____ Records provided
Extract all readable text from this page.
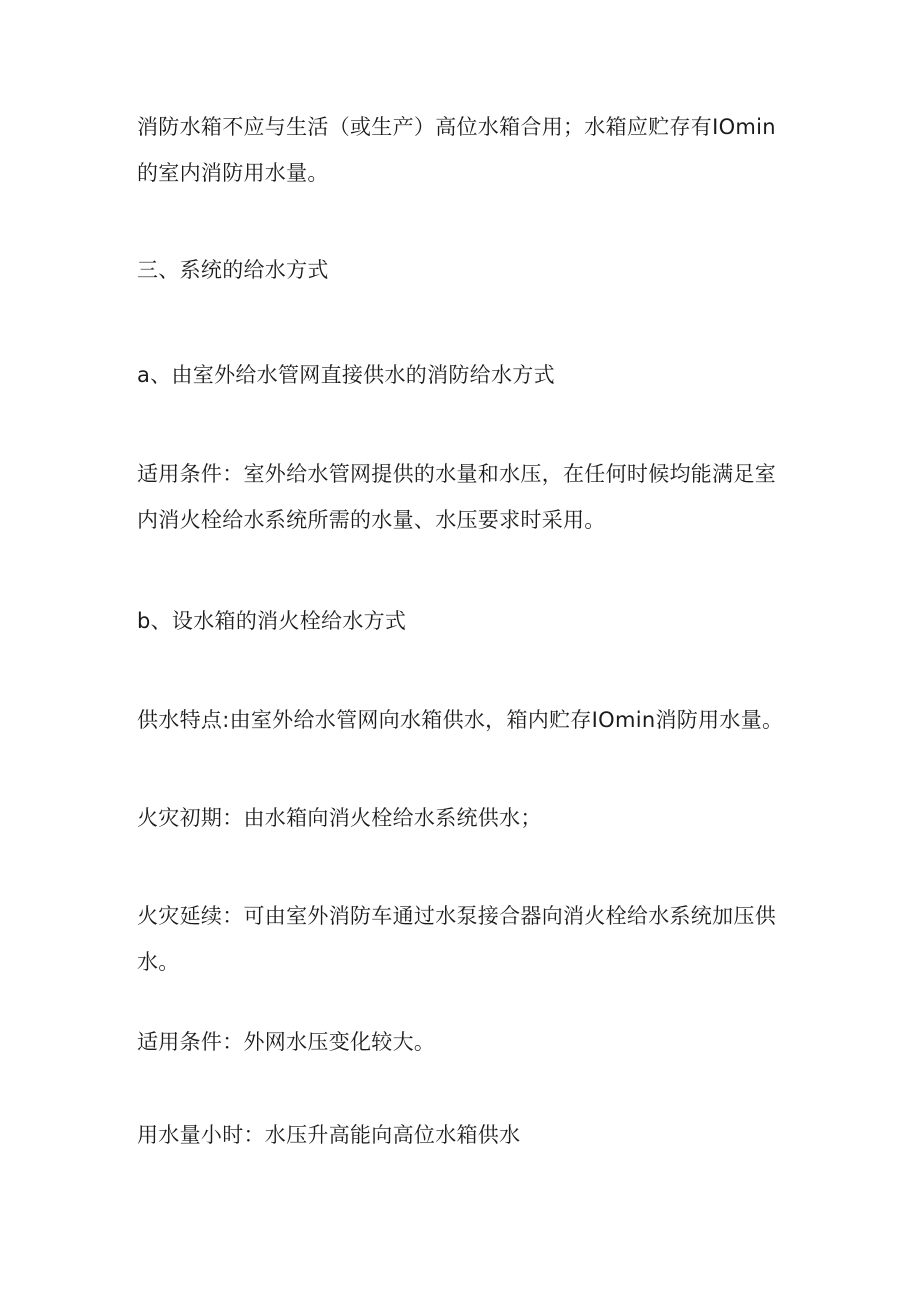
消防水箱不应与生活（或生产）高位水箱合用；水箱应贮存有IOmin
的室内消防用水量。
三、系统的给水方式
a、由室外给水管网直接供水的消防给水方式
适用条件：室外给水管网提供的水量和水压，在任何时候均能满足室
内消火栓给水系统所需的水量、水压要求时采用。
b、设水箱的消火栓给水方式
供水特点:由室外给水管网向水箱供水，箱内贮存IOmin消防用水量。
火灾初期：由水箱向消火栓给水系统供水；
火灾延续：可由室外消防车通过水泵接合器向消火栓给水系统加压供
水。
适用条件：外网水压变化较大。
用水量小时：水压升高能向高位水箱供水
________
* [The problem]
Each line above that includes "适用条件" should be shown.

* [Answer to the problem]
适用条件：室外给水管网提供的水量和水压，在任何时候均能满足室
适用条件：外网水压变化较大。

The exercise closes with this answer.